▸ **Task to complete**:
From the Whitecaps blog page below, reproduce everything from "Is the War Over?" down to "of the terrorists?", word for word.

Whitecaps

Commentary and information about public safety and security, intelligence and counterintelligence, open government and secrecy, and other issues in northern Idaho and eastern Washington.

Name:
Location: Coeur d'Alene, Idaho, United States

Raised in Palouse, WA. Graduated from Washington State University. US Army (Counterintelligence). US Secret Service (Technical Security Division) in Fantasyland-on-the-Potomac and Los Angeles and other places in the world. Now living in north Idaho.


Sunday, April 15, 2007

Is the War Over? Did We Win? Are You Sure?

In January 2006 Whitecaps blogged We're At War ... Or Something. That blog post mentioned several "wars" including the War on Poverty, the War on Drugs, the War on Illiteracy, and of course the war du jour, the War on Terrorism.

How will we know if we've won (or lost) the War on Terrorism? For that matter, how will we know when it ends? Who will sign the treaty on behalf of the terrorists?

▸ **Data extracts**:
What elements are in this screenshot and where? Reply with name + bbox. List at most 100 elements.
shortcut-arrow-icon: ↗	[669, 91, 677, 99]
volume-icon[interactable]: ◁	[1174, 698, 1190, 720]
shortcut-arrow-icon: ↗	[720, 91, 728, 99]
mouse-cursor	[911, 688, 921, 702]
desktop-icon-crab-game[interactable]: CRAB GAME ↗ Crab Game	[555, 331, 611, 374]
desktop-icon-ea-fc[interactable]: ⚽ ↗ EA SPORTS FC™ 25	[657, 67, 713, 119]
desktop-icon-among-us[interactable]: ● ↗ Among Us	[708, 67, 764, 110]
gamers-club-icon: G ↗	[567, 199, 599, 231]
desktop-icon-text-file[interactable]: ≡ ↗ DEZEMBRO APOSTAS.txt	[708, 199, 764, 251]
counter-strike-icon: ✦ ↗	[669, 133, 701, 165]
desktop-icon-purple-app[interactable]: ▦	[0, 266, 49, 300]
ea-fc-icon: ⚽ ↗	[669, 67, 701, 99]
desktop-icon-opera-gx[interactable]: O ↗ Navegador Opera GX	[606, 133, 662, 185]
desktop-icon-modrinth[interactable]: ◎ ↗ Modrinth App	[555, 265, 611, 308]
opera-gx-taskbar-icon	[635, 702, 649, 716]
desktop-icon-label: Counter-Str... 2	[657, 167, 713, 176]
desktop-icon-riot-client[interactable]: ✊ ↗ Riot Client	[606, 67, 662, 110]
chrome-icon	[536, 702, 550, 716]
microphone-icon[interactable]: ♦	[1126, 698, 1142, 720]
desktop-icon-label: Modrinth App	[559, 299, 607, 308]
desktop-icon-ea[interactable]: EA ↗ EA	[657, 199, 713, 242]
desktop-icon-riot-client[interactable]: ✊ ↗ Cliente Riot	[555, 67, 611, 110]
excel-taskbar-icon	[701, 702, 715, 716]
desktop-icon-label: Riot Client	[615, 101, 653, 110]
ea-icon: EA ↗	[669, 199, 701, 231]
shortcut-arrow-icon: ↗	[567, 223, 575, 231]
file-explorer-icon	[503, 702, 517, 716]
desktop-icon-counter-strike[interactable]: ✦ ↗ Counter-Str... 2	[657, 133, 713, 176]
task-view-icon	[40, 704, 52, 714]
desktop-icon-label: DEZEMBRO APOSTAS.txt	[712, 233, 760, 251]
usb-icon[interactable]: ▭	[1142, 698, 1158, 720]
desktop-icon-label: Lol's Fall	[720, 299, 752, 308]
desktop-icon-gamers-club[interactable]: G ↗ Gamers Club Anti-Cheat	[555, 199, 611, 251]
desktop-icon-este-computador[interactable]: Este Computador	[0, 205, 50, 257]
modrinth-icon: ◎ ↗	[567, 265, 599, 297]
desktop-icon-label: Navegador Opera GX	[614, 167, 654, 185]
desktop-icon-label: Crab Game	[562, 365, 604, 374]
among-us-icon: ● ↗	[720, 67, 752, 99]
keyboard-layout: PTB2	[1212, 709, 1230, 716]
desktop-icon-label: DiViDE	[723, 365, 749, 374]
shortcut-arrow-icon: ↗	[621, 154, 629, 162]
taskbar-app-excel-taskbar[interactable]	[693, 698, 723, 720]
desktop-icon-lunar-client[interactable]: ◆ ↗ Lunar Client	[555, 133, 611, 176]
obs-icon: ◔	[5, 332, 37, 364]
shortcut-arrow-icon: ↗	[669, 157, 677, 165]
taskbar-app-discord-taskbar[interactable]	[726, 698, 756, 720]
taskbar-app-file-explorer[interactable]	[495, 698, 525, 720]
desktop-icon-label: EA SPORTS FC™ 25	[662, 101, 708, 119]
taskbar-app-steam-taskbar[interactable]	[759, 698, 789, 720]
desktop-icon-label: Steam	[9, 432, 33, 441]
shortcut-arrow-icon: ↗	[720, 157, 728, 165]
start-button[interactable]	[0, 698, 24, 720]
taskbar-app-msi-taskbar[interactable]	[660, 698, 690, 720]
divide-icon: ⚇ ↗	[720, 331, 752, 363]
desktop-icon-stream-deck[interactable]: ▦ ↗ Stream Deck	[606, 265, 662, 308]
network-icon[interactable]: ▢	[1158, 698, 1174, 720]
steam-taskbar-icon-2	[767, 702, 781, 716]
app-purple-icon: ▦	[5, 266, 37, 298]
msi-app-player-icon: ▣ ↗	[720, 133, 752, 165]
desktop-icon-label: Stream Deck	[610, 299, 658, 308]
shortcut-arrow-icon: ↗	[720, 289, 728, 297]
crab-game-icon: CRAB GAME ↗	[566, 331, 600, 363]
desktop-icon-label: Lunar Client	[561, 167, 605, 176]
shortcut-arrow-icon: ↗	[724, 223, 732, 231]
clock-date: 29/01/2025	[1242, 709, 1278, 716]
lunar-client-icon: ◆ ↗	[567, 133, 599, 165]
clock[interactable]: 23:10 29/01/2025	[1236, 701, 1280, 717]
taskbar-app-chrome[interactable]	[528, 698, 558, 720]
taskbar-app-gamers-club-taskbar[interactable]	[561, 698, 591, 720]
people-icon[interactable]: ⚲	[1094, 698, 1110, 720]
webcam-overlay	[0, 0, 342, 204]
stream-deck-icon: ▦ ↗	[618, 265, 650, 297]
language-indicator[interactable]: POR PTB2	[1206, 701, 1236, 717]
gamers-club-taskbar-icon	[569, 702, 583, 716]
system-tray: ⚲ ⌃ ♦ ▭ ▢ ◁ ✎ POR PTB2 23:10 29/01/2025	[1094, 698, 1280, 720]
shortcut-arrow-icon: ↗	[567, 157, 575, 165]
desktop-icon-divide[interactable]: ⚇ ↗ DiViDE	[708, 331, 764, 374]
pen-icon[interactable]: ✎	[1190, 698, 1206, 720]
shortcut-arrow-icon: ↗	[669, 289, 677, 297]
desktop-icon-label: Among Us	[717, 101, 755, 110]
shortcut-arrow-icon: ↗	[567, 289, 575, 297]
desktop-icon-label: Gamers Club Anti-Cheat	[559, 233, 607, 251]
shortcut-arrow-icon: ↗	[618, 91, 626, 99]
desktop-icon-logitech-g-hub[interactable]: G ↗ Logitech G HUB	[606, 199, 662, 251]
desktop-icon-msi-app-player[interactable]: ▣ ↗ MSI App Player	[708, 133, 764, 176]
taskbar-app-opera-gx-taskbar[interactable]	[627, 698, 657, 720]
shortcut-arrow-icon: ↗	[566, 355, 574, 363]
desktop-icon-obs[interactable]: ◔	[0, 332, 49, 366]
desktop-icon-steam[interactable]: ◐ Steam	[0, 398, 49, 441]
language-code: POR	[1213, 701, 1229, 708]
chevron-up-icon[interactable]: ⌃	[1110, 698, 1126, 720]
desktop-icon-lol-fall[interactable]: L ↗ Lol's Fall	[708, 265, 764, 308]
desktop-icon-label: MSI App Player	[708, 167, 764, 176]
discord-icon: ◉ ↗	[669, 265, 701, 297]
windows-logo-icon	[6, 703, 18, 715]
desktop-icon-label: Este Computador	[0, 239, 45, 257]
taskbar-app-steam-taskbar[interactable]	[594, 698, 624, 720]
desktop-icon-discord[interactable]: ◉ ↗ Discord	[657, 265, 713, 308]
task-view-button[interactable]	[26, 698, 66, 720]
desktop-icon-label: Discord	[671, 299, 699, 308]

▸ **Solved exercise**:
Is the War Over? Did We Win? Are You Sure?

In January 2006 Whitecaps blogged We're At War ... Or Something. That blog post mentioned several "wars" including the War on Poverty, the War on Drugs, the War on Illiteracy, and of course the war du jour, the War on Terrorism.

How will we know if we've won (or lost) the War on Terrorism? For that matter, how will we know when it ends? Who will sign the treaty on behalf of the terrorists?